++++ Given information
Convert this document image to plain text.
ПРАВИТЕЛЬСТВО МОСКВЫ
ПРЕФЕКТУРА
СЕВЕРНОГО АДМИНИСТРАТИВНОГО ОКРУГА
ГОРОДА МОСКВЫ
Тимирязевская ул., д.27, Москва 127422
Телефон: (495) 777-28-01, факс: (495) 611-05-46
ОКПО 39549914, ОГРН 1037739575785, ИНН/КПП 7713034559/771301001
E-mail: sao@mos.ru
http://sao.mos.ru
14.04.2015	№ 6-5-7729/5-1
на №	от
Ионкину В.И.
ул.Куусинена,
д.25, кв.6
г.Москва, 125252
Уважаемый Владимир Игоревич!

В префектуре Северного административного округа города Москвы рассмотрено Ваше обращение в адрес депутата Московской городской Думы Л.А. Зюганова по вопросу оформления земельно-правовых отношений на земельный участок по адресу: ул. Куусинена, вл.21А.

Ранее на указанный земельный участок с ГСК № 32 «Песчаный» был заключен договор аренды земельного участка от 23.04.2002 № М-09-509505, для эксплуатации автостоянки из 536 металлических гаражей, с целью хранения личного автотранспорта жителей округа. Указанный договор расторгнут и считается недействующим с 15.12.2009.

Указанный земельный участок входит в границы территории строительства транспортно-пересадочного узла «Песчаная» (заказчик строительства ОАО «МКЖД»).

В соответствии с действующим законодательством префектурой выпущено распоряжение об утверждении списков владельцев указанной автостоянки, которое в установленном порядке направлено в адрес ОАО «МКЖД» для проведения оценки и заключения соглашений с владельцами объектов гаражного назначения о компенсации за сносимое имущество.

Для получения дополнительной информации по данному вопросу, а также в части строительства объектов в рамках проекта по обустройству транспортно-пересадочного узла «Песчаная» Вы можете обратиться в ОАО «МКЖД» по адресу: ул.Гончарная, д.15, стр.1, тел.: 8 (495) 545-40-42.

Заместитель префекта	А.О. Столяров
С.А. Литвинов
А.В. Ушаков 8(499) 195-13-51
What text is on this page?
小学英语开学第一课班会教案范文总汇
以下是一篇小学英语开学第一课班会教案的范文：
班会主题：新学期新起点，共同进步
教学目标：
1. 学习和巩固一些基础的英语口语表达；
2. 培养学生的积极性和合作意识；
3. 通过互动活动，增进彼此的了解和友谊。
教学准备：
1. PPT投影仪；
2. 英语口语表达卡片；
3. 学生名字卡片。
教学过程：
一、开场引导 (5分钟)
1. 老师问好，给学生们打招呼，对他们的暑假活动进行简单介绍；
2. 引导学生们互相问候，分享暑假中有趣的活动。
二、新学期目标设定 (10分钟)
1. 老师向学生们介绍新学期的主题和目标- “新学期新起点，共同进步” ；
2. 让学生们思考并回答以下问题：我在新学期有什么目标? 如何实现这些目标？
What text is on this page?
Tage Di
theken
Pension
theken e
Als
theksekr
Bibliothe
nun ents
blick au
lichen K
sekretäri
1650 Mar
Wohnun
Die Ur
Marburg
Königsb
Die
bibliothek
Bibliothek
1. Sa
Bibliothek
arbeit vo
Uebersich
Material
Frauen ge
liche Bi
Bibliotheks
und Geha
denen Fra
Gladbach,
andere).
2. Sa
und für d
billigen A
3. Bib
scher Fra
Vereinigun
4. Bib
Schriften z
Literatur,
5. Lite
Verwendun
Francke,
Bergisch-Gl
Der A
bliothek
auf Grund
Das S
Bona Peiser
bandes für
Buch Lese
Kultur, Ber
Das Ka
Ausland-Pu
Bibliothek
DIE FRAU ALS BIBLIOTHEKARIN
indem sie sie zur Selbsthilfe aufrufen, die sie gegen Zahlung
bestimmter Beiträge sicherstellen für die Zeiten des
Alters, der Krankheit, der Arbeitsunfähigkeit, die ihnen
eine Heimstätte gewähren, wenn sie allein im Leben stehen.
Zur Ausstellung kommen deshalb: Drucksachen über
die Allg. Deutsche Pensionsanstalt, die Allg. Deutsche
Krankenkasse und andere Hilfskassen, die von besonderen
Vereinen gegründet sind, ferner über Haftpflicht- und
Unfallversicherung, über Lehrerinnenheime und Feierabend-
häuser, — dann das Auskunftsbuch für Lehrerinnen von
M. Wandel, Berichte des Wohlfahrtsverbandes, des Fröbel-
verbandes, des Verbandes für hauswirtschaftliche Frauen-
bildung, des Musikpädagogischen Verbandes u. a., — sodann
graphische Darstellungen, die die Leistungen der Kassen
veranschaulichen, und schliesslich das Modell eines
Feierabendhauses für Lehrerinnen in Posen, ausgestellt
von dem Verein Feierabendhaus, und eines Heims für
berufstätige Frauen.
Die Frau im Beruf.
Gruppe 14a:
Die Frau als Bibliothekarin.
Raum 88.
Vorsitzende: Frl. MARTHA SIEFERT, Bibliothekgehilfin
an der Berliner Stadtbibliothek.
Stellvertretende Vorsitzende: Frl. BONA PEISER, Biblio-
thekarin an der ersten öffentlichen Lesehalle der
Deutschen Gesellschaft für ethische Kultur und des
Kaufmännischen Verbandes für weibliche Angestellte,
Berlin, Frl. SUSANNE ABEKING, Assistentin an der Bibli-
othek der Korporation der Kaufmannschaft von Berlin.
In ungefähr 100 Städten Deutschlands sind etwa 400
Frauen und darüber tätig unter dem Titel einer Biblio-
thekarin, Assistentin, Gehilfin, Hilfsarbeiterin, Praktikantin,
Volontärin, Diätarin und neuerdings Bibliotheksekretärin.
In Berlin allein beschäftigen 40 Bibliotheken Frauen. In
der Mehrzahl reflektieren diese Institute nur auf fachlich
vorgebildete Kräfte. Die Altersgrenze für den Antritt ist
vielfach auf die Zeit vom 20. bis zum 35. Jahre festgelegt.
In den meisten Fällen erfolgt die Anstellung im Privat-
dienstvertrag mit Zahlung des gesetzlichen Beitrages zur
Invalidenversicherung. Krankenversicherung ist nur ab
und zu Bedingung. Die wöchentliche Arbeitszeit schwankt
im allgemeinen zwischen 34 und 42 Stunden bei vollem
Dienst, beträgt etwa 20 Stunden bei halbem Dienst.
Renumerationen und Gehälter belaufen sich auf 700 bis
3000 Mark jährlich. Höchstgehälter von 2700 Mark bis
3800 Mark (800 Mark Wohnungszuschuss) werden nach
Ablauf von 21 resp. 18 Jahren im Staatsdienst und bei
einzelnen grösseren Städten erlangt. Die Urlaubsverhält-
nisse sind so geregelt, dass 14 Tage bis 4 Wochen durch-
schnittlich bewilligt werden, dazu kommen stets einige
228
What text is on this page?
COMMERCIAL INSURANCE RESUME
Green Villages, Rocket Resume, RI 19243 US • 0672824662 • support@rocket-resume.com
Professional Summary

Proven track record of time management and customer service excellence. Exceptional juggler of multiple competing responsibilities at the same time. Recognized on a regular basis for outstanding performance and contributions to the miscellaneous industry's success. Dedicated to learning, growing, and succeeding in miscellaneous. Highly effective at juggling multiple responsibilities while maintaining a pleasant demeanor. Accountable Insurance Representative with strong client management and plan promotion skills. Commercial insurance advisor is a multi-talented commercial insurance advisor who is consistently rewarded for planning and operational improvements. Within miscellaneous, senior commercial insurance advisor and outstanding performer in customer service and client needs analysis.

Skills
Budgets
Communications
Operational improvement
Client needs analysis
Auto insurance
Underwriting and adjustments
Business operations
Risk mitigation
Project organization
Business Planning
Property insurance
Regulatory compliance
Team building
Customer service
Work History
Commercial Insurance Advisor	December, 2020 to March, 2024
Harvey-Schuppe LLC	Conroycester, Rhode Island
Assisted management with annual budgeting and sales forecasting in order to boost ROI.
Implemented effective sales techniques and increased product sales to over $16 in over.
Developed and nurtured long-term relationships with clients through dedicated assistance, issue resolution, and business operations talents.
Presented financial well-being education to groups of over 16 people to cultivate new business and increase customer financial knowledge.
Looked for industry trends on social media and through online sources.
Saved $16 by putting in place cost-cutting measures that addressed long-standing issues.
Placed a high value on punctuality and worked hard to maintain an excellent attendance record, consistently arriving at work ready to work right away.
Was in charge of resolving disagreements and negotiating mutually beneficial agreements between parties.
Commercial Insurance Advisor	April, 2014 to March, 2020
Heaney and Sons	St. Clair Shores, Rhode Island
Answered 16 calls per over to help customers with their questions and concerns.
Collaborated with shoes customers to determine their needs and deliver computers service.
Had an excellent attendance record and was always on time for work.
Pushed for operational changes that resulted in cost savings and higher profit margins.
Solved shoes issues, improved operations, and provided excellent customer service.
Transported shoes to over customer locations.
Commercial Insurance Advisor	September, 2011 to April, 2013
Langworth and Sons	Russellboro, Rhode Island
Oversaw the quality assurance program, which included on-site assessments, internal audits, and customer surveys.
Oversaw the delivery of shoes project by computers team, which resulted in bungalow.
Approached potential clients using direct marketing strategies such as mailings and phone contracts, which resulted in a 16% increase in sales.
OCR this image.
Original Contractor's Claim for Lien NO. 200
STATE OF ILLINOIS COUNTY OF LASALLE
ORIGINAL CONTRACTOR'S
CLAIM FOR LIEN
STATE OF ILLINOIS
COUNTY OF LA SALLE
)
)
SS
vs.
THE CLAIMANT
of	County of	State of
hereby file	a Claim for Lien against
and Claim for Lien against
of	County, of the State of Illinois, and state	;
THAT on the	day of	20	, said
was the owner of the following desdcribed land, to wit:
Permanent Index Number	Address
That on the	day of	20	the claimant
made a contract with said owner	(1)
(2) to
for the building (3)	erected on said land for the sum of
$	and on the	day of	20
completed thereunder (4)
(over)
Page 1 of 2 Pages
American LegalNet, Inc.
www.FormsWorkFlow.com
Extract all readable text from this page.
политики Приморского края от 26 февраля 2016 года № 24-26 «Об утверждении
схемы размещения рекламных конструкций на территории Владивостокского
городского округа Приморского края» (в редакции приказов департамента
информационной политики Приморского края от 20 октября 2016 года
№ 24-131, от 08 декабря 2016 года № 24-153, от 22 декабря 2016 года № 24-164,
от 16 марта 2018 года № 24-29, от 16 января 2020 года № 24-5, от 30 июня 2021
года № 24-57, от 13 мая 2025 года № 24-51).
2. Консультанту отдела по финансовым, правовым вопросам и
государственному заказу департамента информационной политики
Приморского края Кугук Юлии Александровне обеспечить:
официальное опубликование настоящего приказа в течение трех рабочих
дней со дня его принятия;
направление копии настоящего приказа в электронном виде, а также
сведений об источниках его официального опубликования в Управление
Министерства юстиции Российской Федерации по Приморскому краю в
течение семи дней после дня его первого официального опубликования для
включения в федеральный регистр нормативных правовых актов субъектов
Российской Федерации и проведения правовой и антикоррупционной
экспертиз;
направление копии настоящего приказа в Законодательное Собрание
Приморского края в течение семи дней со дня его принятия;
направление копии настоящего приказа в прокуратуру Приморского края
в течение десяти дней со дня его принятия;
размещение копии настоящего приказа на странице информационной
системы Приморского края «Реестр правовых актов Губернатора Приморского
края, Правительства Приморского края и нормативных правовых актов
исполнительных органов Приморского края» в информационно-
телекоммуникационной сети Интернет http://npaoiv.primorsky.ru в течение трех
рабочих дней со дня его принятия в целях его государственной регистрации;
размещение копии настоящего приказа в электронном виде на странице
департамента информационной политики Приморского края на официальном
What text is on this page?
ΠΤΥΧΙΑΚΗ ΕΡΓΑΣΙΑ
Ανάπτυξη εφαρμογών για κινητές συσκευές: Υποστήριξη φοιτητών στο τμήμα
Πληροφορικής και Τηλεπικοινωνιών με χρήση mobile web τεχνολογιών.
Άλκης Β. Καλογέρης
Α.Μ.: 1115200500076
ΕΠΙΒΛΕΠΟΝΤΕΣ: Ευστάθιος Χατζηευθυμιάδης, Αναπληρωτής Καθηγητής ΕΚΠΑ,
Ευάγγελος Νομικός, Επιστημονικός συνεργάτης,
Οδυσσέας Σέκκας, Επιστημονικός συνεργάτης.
++++++++
#### Aim of the exercise:
Only a number is wanted: how many lines above include "адресу"?

#### Expected answer:
2